[start]
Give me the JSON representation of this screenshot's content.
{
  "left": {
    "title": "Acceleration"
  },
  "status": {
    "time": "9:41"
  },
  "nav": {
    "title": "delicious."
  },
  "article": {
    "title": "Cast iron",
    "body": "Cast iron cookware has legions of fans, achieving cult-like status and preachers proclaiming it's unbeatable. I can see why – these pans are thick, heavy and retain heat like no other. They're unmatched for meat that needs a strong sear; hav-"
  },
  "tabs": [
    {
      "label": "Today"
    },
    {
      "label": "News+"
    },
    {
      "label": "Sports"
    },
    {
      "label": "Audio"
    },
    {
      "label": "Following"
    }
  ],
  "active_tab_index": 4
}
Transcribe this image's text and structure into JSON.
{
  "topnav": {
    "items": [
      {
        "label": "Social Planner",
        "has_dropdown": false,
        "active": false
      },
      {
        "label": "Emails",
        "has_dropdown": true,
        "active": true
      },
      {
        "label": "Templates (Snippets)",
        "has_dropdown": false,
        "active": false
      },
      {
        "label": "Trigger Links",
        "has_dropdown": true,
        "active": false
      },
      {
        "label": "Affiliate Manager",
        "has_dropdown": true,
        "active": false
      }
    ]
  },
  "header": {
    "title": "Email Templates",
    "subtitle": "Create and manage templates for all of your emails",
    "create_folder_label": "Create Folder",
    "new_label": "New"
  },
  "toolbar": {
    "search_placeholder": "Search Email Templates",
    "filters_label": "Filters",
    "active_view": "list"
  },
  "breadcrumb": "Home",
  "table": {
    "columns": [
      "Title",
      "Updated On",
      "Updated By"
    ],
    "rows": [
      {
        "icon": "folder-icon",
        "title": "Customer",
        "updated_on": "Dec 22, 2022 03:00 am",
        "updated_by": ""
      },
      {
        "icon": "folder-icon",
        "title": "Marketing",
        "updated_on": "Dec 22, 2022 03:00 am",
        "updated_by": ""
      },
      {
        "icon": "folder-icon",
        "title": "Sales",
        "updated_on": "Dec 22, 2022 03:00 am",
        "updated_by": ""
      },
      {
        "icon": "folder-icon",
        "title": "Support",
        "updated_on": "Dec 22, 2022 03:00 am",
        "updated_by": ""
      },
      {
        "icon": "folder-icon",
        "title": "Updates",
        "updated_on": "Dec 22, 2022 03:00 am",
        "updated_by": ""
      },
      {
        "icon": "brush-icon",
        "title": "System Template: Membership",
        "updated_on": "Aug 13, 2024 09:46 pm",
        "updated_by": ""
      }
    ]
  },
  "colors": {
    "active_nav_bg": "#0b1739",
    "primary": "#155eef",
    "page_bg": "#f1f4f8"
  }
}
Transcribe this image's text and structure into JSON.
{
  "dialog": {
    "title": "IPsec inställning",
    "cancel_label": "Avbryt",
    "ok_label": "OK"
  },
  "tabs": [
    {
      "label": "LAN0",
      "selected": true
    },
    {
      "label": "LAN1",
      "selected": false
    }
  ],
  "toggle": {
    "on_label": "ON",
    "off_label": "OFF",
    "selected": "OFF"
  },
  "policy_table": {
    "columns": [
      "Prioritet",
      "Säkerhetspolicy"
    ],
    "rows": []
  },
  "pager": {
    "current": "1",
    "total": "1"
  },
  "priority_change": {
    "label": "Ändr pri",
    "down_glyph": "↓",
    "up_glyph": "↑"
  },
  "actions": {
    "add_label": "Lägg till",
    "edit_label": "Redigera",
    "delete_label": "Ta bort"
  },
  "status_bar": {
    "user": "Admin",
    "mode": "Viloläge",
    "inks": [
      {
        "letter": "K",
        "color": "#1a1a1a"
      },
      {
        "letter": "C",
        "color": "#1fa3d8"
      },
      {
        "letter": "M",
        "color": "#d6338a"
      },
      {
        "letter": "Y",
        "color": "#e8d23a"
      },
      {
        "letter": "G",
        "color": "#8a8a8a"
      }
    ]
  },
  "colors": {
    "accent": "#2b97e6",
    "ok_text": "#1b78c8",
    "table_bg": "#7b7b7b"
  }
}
[end]
GOAL. Retype the material in full. Each word must match.

COMPLETED TASK.
Give me the JSON representation of this screenshot's content.
{
  "left": {
    "title": "Acceleration"
  },
  "status": {
    "time": "9:41"
  },
  "nav": {
    "title": "delicious."
  },
  "article": {
    "title": "Cast iron",
    "body": "Cast iron cookware has legions of fans, achieving cult-like status and preachers proclaiming it's unbeatable. I can see why – these pans are thick, heavy and retain heat like no other. They're unmatched for meat that needs a strong sear; hav-"
  },
  "tabs": [
    {
      "label": "Today"
    },
    {
      "label": "News+"
    },
    {
      "label": "Sports"
    },
    {
      "label": "Audio"
    },
    {
      "label": "Following"
    }
  ],
  "active_tab_index": 4
}
Transcribe this image's text and structure into JSON.
{
  "topnav": {
    "items": [
      {
        "label": "Social Planner",
        "has_dropdown": false,
        "active": false
      },
      {
        "label": "Emails",
        "has_dropdown": true,
        "active": true
      },
      {
        "label": "Templates (Snippets)",
        "has_dropdown": false,
        "active": false
      },
      {
        "label": "Trigger Links",
        "has_dropdown": true,
        "active": false
      },
      {
        "label": "Affiliate Manager",
        "has_dropdown": true,
        "active": false
      }
    ]
  },
  "header": {
    "title": "Email Templates",
    "subtitle": "Create and manage templates for all of your emails",
    "create_folder_label": "Create Folder",
    "new_label": "New"
  },
  "toolbar": {
    "search_placeholder": "Search Email Templates",
    "filters_label": "Filters",
    "active_view": "list"
  },
  "breadcrumb": "Home",
  "table": {
    "columns": [
      "Title",
      "Updated On",
      "Updated By"
    ],
    "rows": [
      {
        "icon": "folder-icon",
        "title": "Customer",
        "updated_on": "Dec 22, 2022 03:00 am",
        "updated_by": ""
      },
      {
        "icon": "folder-icon",
        "title": "Marketing",
        "updated_on": "Dec 22, 2022 03:00 am",
        "updated_by": ""
      },
      {
        "icon": "folder-icon",
        "title": "Sales",
        "updated_on": "Dec 22, 2022 03:00 am",
        "updated_by": ""
      },
      {
        "icon": "folder-icon",
        "title": "Support",
        "updated_on": "Dec 22, 2022 03:00 am",
        "updated_by": ""
      },
      {
        "icon": "folder-icon",
        "title": "Updates",
        "updated_on": "Dec 22, 2022 03:00 am",
        "updated_by": ""
      },
      {
        "icon": "brush-icon",
        "title": "System Template: Membership",
        "updated_on": "Aug 13, 2024 09:46 pm",
        "updated_by": ""
      }
    ]
  },
  "colors": {
    "active_nav_bg": "#0b1739",
    "primary": "#155eef",
    "page_bg": "#f1f4f8"
  }
}
Transcribe this image's text and structure into JSON.
{
  "dialog": {
    "title": "IPsec inställning",
    "cancel_label": "Avbryt",
    "ok_label": "OK"
  },
  "tabs": [
    {
      "label": "LAN0",
      "selected": true
    },
    {
      "label": "LAN1",
      "selected": false
    }
  ],
  "toggle": {
    "on_label": "ON",
    "off_label": "OFF",
    "selected": "OFF"
  },
  "policy_table": {
    "columns": [
      "Prioritet",
      "Säkerhetspolicy"
    ],
    "rows": []
  },
  "pager": {
    "current": "1",
    "total": "1"
  },
  "priority_change": {
    "label": "Ändr pri",
    "down_glyph": "↓",
    "up_glyph": "↑"
  },
  "actions": {
    "add_label": "Lägg till",
    "edit_label": "Redigera",
    "delete_label": "Ta bort"
  },
  "status_bar": {
    "user": "Admin",
    "mode": "Viloläge",
    "inks": [
      {
        "letter": "K",
        "color": "#1a1a1a"
      },
      {
        "letter": "C",
        "color": "#1fa3d8"
      },
      {
        "letter": "M",
        "color": "#d6338a"
      },
      {
        "letter": "Y",
        "color": "#e8d23a"
      },
      {
        "letter": "G",
        "color": "#8a8a8a"
      }
    ]
  },
  "colors": {
    "accent": "#2b97e6",
    "ok_text": "#1b78c8",
    "table_bg": "#7b7b7b"
  }
}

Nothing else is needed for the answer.